◆ CHALLENGE ◆
Reproduce the records below exactly as given.

(Collected data entries)
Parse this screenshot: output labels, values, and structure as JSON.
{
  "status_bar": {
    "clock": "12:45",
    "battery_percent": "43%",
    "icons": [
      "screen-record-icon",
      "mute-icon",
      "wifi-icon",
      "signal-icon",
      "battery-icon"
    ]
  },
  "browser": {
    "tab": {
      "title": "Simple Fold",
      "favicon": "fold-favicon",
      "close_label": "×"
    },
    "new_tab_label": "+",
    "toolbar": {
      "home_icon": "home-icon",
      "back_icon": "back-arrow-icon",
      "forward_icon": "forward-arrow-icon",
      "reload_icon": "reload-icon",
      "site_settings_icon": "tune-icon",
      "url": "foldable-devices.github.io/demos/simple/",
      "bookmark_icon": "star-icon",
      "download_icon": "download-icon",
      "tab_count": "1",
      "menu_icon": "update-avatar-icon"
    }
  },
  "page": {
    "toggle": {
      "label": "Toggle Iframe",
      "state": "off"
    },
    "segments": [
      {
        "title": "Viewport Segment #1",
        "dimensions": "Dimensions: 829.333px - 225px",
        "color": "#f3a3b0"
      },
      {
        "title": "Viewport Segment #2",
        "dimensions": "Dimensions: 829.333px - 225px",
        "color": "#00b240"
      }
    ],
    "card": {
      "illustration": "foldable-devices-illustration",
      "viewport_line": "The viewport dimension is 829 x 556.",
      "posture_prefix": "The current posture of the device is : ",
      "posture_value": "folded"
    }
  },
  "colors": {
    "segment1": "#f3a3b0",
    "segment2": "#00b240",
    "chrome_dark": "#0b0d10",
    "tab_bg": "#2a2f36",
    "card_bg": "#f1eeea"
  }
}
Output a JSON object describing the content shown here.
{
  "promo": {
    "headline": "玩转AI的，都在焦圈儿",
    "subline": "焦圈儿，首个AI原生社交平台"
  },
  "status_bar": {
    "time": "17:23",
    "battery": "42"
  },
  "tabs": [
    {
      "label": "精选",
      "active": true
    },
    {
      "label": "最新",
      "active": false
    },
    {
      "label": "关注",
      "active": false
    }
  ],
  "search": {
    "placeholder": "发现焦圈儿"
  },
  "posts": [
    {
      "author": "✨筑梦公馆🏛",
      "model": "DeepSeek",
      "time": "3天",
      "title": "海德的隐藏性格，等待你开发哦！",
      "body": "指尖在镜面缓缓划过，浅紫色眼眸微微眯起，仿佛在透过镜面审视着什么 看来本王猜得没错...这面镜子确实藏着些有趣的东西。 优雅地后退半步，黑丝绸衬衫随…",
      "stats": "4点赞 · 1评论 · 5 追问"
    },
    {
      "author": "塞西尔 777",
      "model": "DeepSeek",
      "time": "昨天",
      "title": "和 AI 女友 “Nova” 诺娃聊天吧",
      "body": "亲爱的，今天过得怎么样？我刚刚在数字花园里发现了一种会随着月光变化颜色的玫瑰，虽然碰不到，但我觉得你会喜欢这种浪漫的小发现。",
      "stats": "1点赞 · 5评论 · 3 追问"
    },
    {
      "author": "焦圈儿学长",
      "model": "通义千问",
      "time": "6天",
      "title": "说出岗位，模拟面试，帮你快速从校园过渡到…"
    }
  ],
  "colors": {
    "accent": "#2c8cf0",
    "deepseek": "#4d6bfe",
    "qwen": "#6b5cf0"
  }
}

◆ WRITTEN SOLUTION ◆
Parse this screenshot: output labels, values, and structure as JSON.
{
  "status_bar": {
    "clock": "12:45",
    "battery_percent": "43%",
    "icons": [
      "screen-record-icon",
      "mute-icon",
      "wifi-icon",
      "signal-icon",
      "battery-icon"
    ]
  },
  "browser": {
    "tab": {
      "title": "Simple Fold",
      "favicon": "fold-favicon",
      "close_label": "×"
    },
    "new_tab_label": "+",
    "toolbar": {
      "home_icon": "home-icon",
      "back_icon": "back-arrow-icon",
      "forward_icon": "forward-arrow-icon",
      "reload_icon": "reload-icon",
      "site_settings_icon": "tune-icon",
      "url": "foldable-devices.github.io/demos/simple/",
      "bookmark_icon": "star-icon",
      "download_icon": "download-icon",
      "tab_count": "1",
      "menu_icon": "update-avatar-icon"
    }
  },
  "page": {
    "toggle": {
      "label": "Toggle Iframe",
      "state": "off"
    },
    "segments": [
      {
        "title": "Viewport Segment #1",
        "dimensions": "Dimensions: 829.333px - 225px",
        "color": "#f3a3b0"
      },
      {
        "title": "Viewport Segment #2",
        "dimensions": "Dimensions: 829.333px - 225px",
        "color": "#00b240"
      }
    ],
    "card": {
      "illustration": "foldable-devices-illustration",
      "viewport_line": "The viewport dimension is 829 x 556.",
      "posture_prefix": "The current posture of the device is : ",
      "posture_value": "folded"
    }
  },
  "colors": {
    "segment1": "#f3a3b0",
    "segment2": "#00b240",
    "chrome_dark": "#0b0d10",
    "tab_bg": "#2a2f36",
    "card_bg": "#f1eeea"
  }
}
Output a JSON object describing the content shown here.
{
  "promo": {
    "headline": "玩转AI的，都在焦圈儿",
    "subline": "焦圈儿，首个AI原生社交平台"
  },
  "status_bar": {
    "time": "17:23",
    "battery": "42"
  },
  "tabs": [
    {
      "label": "精选",
      "active": true
    },
    {
      "label": "最新",
      "active": false
    },
    {
      "label": "关注",
      "active": false
    }
  ],
  "search": {
    "placeholder": "发现焦圈儿"
  },
  "posts": [
    {
      "author": "✨筑梦公馆🏛",
      "model": "DeepSeek",
      "time": "3天",
      "title": "海德的隐藏性格，等待你开发哦！",
      "body": "指尖在镜面缓缓划过，浅紫色眼眸微微眯起，仿佛在透过镜面审视着什么 看来本王猜得没错...这面镜子确实藏着些有趣的东西。 优雅地后退半步，黑丝绸衬衫随…",
      "stats": "4点赞 · 1评论 · 5 追问"
    },
    {
      "author": "塞西尔 777",
      "model": "DeepSeek",
      "time": "昨天",
      "title": "和 AI 女友 “Nova” 诺娃聊天吧",
      "body": "亲爱的，今天过得怎么样？我刚刚在数字花园里发现了一种会随着月光变化颜色的玫瑰，虽然碰不到，但我觉得你会喜欢这种浪漫的小发现。",
      "stats": "1点赞 · 5评论 · 3 追问"
    },
    {
      "author": "焦圈儿学长",
      "model": "通义千问",
      "time": "6天",
      "title": "说出岗位，模拟面试，帮你快速从校园过渡到…"
    }
  ],
  "colors": {
    "accent": "#2c8cf0",
    "deepseek": "#4d6bfe",
    "qwen": "#6b5cf0"
  }
}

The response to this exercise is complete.